■ THE EXERCISE ■
Copy out the lines that include the word "less".
Begin LISTING
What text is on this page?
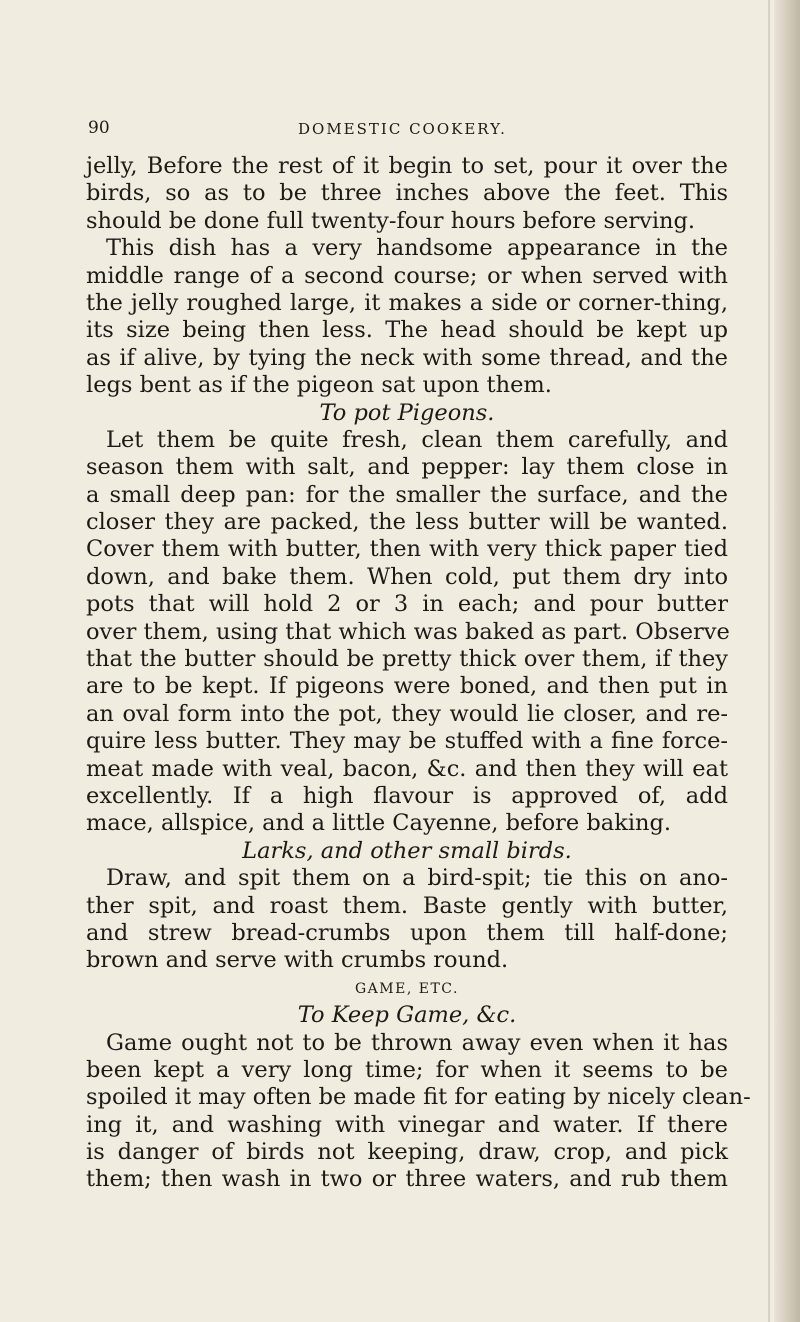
90	DOMESTIC COOKERY.
jelly, Before the rest of it begin to set, pour it over the
birds, so as to be three inches above the feet. This
should be done full twenty-four hours before serving.
This dish has a very handsome appearance in the
middle range of a second course; or when served with
the jelly roughed large, it makes a side or corner-thing,
its size being then less. The head should be kept up
as if alive, by tying the neck with some thread, and the
legs bent as if the pigeon sat upon them.
To pot Pigeons.
Let them be quite fresh, clean them carefully, and
season them with salt, and pepper: lay them close in
a small deep pan: for the smaller the surface, and the
closer they are packed, the less butter will be wanted.
Cover them with butter, then with very thick paper tied
down, and bake them. When cold, put them dry into
pots that will hold 2 or 3 in each; and pour butter
over them, using that which was baked as part. Observe
that the butter should be pretty thick over them, if they
are to be kept. If pigeons were boned, and then put in
an oval form into the pot, they would lie closer, and re-
quire less butter. They may be stuffed with a fine force-
meat made with veal, bacon, &c. and then they will eat
excellently. If a high flavour is approved of, add
mace, allspice, and a little Cayenne, before baking.
Larks, and other small birds.
Draw, and spit them on a bird-spit; tie this on ano-
ther spit, and roast them. Baste gently with butter,
and strew bread-crumbs upon them till half-done;
brown and serve with crumbs round.
GAME, ETC.
To Keep Game, &c.
Game ought not to be thrown away even when it has
been kept a very long time; for when it seems to be
spoiled it may often be made fit for eating by nicely clean-
ing it, and washing with vinegar and water. If there
is danger of birds not keeping, draw, crop, and pick
them; then wash in two or three waters, and rub them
End LISTING
■ TASK RESULT ■
its size being then less. The head should be kept up
closer they are packed, the less butter will be wanted.
quire less butter. They may be stuffed with a fine force-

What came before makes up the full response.